Work to do:
Your task is to retype each line of the data below exactly.

Data to use:
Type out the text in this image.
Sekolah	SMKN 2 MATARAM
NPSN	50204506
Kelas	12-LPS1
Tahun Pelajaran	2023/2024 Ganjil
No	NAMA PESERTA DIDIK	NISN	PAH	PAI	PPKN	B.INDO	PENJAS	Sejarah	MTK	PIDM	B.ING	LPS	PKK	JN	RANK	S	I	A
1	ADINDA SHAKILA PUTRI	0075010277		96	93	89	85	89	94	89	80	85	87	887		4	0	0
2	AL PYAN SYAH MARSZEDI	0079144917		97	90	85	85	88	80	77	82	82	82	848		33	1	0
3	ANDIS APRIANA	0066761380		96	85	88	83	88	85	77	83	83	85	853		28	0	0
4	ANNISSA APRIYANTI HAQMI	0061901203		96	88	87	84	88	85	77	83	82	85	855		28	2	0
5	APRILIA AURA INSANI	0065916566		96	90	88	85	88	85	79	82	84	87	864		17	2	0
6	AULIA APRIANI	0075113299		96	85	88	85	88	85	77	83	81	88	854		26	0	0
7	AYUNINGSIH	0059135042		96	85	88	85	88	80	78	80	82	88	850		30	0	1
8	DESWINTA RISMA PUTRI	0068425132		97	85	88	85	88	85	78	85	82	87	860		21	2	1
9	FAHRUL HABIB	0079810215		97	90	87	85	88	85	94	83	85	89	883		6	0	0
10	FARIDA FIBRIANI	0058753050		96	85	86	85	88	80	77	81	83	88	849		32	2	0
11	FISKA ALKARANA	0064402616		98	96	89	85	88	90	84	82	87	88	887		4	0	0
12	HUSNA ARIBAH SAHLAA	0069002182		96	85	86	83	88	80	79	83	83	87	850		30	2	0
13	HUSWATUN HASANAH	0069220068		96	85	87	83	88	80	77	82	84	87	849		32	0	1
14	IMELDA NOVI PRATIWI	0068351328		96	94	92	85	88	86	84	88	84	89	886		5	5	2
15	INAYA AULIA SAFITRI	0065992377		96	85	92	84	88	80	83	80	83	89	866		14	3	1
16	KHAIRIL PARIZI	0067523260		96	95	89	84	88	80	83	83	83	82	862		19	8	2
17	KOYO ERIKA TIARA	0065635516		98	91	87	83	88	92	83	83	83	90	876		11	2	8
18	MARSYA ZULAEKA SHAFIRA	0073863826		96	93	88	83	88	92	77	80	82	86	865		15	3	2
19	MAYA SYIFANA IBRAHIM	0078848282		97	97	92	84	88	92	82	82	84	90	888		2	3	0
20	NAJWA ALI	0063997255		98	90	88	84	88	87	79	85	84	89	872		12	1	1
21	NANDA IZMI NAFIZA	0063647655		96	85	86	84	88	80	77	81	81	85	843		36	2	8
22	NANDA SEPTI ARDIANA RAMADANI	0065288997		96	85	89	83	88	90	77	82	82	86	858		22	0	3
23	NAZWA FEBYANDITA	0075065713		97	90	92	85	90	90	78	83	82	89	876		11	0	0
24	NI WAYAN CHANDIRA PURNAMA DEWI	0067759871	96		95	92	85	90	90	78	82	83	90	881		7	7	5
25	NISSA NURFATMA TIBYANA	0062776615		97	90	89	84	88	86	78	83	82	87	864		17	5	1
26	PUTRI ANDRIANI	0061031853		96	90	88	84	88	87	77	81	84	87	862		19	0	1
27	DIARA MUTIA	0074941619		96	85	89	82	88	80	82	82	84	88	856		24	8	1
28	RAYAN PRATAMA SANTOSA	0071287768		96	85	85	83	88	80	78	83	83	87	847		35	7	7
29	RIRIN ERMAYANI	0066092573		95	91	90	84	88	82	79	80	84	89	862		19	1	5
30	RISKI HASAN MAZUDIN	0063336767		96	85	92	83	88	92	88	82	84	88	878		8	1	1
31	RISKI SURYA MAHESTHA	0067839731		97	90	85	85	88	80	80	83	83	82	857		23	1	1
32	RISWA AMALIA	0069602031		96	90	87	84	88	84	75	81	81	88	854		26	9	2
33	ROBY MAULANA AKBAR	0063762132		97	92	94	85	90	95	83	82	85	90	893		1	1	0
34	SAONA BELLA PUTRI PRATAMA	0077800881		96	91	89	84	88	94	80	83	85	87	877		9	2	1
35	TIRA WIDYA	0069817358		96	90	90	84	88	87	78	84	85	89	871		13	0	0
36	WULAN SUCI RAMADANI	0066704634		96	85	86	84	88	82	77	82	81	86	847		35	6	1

Exercise solution:
Type out the text in this image.
Sekolah	SMKN 2 MATARAM
NPSN	50204506
Kelas	12-LPS1
Tahun Pelajaran	2023/2024 Ganjil
No	NAMA PESERTA DIDIK	NISN	PAH	PAI	PPKN	B.INDO	PENJAS	Sejarah	MTK	PIDM	B.ING	LPS	PKK	JN	RANK	S	I	A
1	ADINDA SHAKILA PUTRI	0075010277		96	93	89	85	89	94	89	80	85	87	887		4	0	0
2	AL PYAN SYAH MARSZEDI	0079144917		97	90	85	85	88	80	77	82	82	82	848		33	1	0
3	ANDIS APRIANA	0066761380		96	85	88	83	88	85	77	83	83	85	853		28	0	0
4	ANNISSA APRIYANTI HAQMI	0061901203		96	88	87	84	88	85	77	83	82	85	855		28	2	0
5	APRILIA AURA INSANI	0065916566		96	90	88	85	88	85	79	82	84	87	864		17	2	0
6	AULIA APRIANI	0075113299		96	85	88	85	88	85	77	83	81	88	854		26	0	0
7	AYUNINGSIH	0059135042		96	85	88	85	88	80	78	80	82	88	850		30	0	1
8	DESWINTA RISMA PUTRI	0068425132		97	85	88	85	88	85	78	85	82	87	860		21	2	1
9	FAHRUL HABIB	0079810215		97	90	87	85	88	85	94	83	85	89	883		6	0	0
10	FARIDA FIBRIANI	0058753050		96	85	86	85	88	80	77	81	83	88	849		32	2	0
11	FISKA ALKARANA	0064402616		98	96	89	85	88	90	84	82	87	88	887		4	0	0
12	HUSNA ARIBAH SAHLAA	0069002182		96	85	86	83	88	80	79	83	83	87	850		30	2	0
13	HUSWATUN HASANAH	0069220068		96	85	87	83	88	80	77	82	84	87	849		32	0	1
14	IMELDA NOVI PRATIWI	0068351328		96	94	92	85	88	86	84	88	84	89	886		5	5	2
15	INAYA AULIA SAFITRI	0065992377		96	85	92	84	88	80	83	80	83	89	866		14	3	1
16	KHAIRIL PARIZI	0067523260		96	95	89	84	88	80	83	83	83	82	862		19	8	2
17	KOYO ERIKA TIARA	0065635516		98	91	87	83	88	92	83	83	83	90	876		11	2	8
18	MARSYA ZULAEKA SHAFIRA	0073863826		96	93	88	83	88	92	77	80	82	86	865		15	3	2
19	MAYA SYIFANA IBRAHIM	0078848282		97	97	92	84	88	92	82	82	84	90	888		2	3	0
20	NAJWA ALI	0063997255		98	90	88	84	88	87	79	85	84	89	872		12	1	1
21	NANDA IZMI NAFIZA	0063647655		96	85	86	84	88	80	77	81	81	85	843		36	2	8
22	NANDA SEPTI ARDIANA RAMADANI	0065288997		96	85	89	83	88	90	77	82	82	86	858		22	0	3
23	NAZWA FEBYANDITA	0075065713		97	90	92	85	90	90	78	83	82	89	876		11	0	0
24	NI WAYAN CHANDIRA PURNAMA DEWI	0067759871	96		95	92	85	90	90	78	82	83	90	881		7	7	5
25	NISSA NURFATMA TIBYANA	0062776615		97	90	89	84	88	86	78	83	82	87	864		17	5	1
26	PUTRI ANDRIANI	0061031853		96	90	88	84	88	87	77	81	84	87	862		19	0	1
27	DIARA MUTIA	0074941619		96	85	89	82	88	80	82	82	84	88	856		24	8	1
28	RAYAN PRATAMA SANTOSA	0071287768		96	85	85	83	88	80	78	83	83	87	847		35	7	7
29	RIRIN ERMAYANI	0066092573		95	91	90	84	88	82	79	80	84	89	862		19	1	5
30	RISKI HASAN MAZUDIN	0063336767		96	85	92	83	88	92	88	82	84	88	878		8	1	1
31	RISKI SURYA MAHESTHA	0067839731		97	90	85	85	88	80	80	83	83	82	857		23	1	1
32	RISWA AMALIA	0069602031		96	90	87	84	88	84	75	81	81	88	854		26	9	2
33	ROBY MAULANA AKBAR	0063762132		97	92	94	85	90	95	83	82	85	90	893		1	1	0
34	SAONA BELLA PUTRI PRATAMA	0077800881		96	91	89	84	88	94	80	83	85	87	877		9	2	1
35	TIRA WIDYA	0069817358		96	90	90	84	88	87	78	84	85	89	871		13	0	0
36	WULAN SUCI RAMADANI	0066704634		96	85	86	84	88	82	77	82	81	86	847		35	6	1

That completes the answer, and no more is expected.